• Texto mostrado:
- - - -

Un ejemplo de este “deseo” de “verdad real”, no ficticia, sin cortapisas, fundada, no obstante, todavía en la metáfora del “espejo” y reforzada por la aparición de la fotografía, se tiene en 1855 para el caso de Perú. Víctor Samuel Rivera, en su estudio semántico sobre el concepto “historia”, constata el criterio de identificación de la verdad en la historia con el hecho de haber estado presente ante los hechos narrados; la autoridad se funda en la figura del “testigo presencial”. Así, en su Diccionario para el Pueblo Republicano, democrático, moral, político y filosófico de 1855, Juan Espinosa lo estipula: “si la historia no es el espejo de la época a que se refiere, si no la retrata con la veracidad del daguerrotipo, en vez de ser historia es cuentón”.29

Una de las implicaciones derivadas de esta aspiración (anticipación) tendrá que ver con el establecimiento de Tucídides como el historiador veraz frente a su contraparte, Heródoto, como el historiador mentiroso por ser demasiado crédulo ante lo que le cuentan. Oposición que Hartog se encargará más tarde de desactivar en su obra clásica sobre el “padre” de la historia occidental, armado de la lingüística del siglo XX, y abriendo una vía efectiva, “crítica”, para reconceptualizar y repensar la historiografía de manera más compleja y refinada. No necesariamente “mejor” que las anteriores, sino más apropiada a las complejidades de las nuevas situaciones de nuestro presente; dejando ver a su vez de qué modo el establishment historiográfico puede seguir siendo, salvo excepciones, un lugar “ideal” para someter a la prueba del tiempo, como en un laboratorio, los modelos acuñados por la tradición, el pasado. Repensar la historia en el sentido de ofrecer salidas a las aporías intelectuales no resueltas llegadas del pasado al presente.

- - - -

• Información proporcionada:
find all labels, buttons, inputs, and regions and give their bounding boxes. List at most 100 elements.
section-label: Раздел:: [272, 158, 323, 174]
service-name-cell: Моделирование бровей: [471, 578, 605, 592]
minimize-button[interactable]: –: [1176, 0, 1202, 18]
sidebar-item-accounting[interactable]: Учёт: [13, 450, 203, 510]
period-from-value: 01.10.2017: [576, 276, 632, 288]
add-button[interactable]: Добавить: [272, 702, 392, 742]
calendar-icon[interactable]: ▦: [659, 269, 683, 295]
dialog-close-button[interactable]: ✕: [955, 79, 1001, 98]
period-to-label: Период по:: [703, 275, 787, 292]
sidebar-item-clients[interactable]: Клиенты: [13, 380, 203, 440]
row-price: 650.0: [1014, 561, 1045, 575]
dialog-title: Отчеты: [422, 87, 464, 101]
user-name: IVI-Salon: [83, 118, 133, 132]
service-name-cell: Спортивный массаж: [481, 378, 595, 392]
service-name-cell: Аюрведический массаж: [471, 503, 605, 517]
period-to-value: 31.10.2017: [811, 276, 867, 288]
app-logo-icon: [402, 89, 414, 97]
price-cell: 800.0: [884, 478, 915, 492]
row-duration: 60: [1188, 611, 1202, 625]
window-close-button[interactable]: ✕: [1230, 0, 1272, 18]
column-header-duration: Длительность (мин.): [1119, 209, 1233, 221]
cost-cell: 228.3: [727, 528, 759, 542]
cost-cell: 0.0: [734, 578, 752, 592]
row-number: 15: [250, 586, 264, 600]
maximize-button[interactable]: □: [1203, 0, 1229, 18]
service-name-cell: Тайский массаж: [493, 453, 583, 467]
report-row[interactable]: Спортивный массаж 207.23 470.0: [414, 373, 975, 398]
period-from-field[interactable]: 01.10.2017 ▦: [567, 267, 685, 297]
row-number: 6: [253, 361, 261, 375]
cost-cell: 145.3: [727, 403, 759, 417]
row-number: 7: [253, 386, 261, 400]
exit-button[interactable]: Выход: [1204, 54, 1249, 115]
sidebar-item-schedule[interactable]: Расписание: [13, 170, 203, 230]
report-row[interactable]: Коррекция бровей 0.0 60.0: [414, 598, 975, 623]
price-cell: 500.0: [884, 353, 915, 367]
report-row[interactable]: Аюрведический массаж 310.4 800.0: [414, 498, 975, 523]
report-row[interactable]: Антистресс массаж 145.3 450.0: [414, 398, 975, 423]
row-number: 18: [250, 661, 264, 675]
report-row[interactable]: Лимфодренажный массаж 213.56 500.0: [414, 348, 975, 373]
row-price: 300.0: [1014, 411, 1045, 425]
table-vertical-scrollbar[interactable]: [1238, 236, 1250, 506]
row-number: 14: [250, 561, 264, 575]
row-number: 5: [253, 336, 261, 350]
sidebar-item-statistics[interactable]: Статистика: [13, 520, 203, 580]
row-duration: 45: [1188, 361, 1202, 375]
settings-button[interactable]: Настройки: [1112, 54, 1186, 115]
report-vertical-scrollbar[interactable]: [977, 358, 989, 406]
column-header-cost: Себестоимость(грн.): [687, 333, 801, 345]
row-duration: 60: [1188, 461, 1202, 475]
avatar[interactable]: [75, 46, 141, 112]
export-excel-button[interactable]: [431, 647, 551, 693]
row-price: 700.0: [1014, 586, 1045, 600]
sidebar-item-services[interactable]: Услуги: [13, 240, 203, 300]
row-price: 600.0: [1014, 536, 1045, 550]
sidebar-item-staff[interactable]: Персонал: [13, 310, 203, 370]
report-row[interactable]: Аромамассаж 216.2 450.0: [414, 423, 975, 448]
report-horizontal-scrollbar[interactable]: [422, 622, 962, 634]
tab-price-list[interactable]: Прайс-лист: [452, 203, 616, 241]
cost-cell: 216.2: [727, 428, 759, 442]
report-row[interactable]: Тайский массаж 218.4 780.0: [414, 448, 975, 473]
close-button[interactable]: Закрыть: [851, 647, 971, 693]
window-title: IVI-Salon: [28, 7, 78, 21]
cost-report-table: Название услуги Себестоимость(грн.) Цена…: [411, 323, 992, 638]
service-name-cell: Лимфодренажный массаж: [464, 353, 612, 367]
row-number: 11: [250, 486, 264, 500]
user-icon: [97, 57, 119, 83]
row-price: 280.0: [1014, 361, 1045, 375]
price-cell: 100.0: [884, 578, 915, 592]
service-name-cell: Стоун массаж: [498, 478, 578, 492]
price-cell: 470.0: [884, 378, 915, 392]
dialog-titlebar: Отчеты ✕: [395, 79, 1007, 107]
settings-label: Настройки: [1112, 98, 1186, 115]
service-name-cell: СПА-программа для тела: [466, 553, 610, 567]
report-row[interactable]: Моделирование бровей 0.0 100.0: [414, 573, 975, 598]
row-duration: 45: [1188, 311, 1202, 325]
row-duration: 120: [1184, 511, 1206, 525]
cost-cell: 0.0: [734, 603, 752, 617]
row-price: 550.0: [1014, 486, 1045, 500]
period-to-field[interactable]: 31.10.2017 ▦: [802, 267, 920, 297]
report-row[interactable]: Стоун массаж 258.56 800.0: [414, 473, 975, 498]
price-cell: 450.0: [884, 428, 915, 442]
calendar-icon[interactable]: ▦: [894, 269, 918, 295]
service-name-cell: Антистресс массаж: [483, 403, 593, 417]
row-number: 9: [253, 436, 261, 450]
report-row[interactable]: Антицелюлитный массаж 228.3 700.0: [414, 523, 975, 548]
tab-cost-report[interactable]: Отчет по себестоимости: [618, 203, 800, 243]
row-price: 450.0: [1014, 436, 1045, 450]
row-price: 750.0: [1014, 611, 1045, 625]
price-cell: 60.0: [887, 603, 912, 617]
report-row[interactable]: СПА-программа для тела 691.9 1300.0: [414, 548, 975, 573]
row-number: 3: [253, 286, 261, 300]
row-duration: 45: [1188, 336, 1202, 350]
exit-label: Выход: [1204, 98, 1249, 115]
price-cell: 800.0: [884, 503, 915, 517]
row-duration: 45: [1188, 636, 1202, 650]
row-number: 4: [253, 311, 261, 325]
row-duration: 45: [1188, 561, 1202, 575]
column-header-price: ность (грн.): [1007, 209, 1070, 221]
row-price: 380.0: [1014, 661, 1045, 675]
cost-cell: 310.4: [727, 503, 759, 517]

- - - -

• Detalles del ejercicio: Prolonga el texto sobre la verdad en la historiografía a partir de su última oración. Los registros provienen de otra fuente.

• Respuesta del ejercicio:
De manera que podríamos dar por sentado en el análisis de White el carácter discursivo, lingüístico de la historia en términos genéricos. Si bien White habla de dos corrientes en pugna, una superficial y otra profunda, una si se quiere más densa y otra más ligera. Como dos corrientes marítimas que se topan en sentido contrario, pero siempre en pugna y en tensión. Ni pura tropología ni puro logocentrismo. El problema es saber cómo una ciencia del detalle, de lo particular, como es la historia, puede concebirse como una actividad científica o artística; o su contrario: científica y estética, filosófica e historiográfica, cronológica y narrativa a la vez. Cómo acabar de clarificar su objeto específico de estudio a la vez que diseñar las estrategias narrativas ajustadas a dicho objetivo, sin dar lugar a la sospecha de convertir dichas narraciones en pura ideología o en la pura fantasía de una mente rica en imaginación, terreno en el que parece todo valerse, tal como los detractores al “giro lingüístico” acusan a sus defensores sin matiz alguno, al contraponer textualidad con “realidad”. En cualquiera de sus formas se trata de un malentendido que, a pesar de los esfuerzos de White por esquivarlo, aún sigue vigente.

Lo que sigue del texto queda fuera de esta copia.